Written exercise >> Quote the whole listing verbatim.

Extracted data entries >>
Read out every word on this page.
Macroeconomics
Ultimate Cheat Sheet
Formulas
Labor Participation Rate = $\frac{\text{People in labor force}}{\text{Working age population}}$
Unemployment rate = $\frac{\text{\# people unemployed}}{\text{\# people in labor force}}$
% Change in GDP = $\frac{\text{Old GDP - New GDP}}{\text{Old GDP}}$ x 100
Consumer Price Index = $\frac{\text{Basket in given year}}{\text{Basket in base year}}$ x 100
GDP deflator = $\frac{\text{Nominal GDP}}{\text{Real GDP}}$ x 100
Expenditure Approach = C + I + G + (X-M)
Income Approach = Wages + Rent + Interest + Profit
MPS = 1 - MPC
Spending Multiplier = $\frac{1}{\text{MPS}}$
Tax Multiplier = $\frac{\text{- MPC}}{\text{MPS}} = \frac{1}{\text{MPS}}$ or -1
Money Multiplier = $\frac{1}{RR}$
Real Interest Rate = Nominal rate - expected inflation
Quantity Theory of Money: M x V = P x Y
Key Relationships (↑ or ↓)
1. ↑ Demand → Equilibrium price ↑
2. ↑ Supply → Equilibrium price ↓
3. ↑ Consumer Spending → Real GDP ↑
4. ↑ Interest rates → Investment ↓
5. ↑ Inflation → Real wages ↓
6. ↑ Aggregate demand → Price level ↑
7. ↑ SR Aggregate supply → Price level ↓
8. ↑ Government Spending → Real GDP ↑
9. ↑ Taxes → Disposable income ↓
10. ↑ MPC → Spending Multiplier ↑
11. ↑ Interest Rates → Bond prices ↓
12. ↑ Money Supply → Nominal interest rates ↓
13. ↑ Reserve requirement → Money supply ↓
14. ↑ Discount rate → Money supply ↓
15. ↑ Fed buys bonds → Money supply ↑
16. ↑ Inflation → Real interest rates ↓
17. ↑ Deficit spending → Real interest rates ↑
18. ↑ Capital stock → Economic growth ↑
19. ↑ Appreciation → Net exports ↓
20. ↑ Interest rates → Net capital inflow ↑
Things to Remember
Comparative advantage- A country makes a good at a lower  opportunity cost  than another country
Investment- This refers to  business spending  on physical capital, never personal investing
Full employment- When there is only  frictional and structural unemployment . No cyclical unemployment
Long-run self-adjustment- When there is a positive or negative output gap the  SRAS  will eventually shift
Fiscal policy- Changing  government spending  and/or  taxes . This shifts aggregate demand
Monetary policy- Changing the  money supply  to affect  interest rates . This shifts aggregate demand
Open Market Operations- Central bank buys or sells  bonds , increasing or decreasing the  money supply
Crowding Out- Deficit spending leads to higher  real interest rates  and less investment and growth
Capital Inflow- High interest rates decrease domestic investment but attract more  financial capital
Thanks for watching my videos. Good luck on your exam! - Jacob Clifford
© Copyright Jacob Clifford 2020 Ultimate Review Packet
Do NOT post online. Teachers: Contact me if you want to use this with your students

Correct answer >>
Read out every word on this page.
Macroeconomics
Ultimate Cheat Sheet
Formulas
Labor Participation Rate = $\frac{\text{People in labor force}}{\text{Working age population}}$
Unemployment rate = $\frac{\text{\# people unemployed}}{\text{\# people in labor force}}$
% Change in GDP = $\frac{\text{Old GDP - New GDP}}{\text{Old GDP}}$ x 100
Consumer Price Index = $\frac{\text{Basket in given year}}{\text{Basket in base year}}$ x 100
GDP deflator = $\frac{\text{Nominal GDP}}{\text{Real GDP}}$ x 100
Expenditure Approach = C + I + G + (X-M)
Income Approach = Wages + Rent + Interest + Profit
MPS = 1 - MPC
Spending Multiplier = $\frac{1}{\text{MPS}}$
Tax Multiplier = $\frac{\text{- MPC}}{\text{MPS}} = \frac{1}{\text{MPS}}$ or -1
Money Multiplier = $\frac{1}{RR}$
Real Interest Rate = Nominal rate - expected inflation
Quantity Theory of Money: M x V = P x Y
Key Relationships (↑ or ↓)
1. ↑ Demand → Equilibrium price ↑
2. ↑ Supply → Equilibrium price ↓
3. ↑ Consumer Spending → Real GDP ↑
4. ↑ Interest rates → Investment ↓
5. ↑ Inflation → Real wages ↓
6. ↑ Aggregate demand → Price level ↑
7. ↑ SR Aggregate supply → Price level ↓
8. ↑ Government Spending → Real GDP ↑
9. ↑ Taxes → Disposable income ↓
10. ↑ MPC → Spending Multiplier ↑
11. ↑ Interest Rates → Bond prices ↓
12. ↑ Money Supply → Nominal interest rates ↓
13. ↑ Reserve requirement → Money supply ↓
14. ↑ Discount rate → Money supply ↓
15. ↑ Fed buys bonds → Money supply ↑
16. ↑ Inflation → Real interest rates ↓
17. ↑ Deficit spending → Real interest rates ↑
18. ↑ Capital stock → Economic growth ↑
19. ↑ Appreciation → Net exports ↓
20. ↑ Interest rates → Net capital inflow ↑
Things to Remember
Comparative advantage- A country makes a good at a lower  opportunity cost  than another country
Investment- This refers to  business spending  on physical capital, never personal investing
Full employment- When there is only  frictional and structural unemployment . No cyclical unemployment
Long-run self-adjustment- When there is a positive or negative output gap the  SRAS  will eventually shift
Fiscal policy- Changing  government spending  and/or  taxes . This shifts aggregate demand
Monetary policy- Changing the  money supply  to affect  interest rates . This shifts aggregate demand
Open Market Operations- Central bank buys or sells  bonds , increasing or decreasing the  money supply
Crowding Out- Deficit spending leads to higher  real interest rates  and less investment and growth
Capital Inflow- High interest rates decrease domestic investment but attract more  financial capital
Thanks for watching my videos. Good luck on your exam! - Jacob Clifford
© Copyright Jacob Clifford 2020 Ultimate Review Packet
Do NOT post online. Teachers: Contact me if you want to use this with your students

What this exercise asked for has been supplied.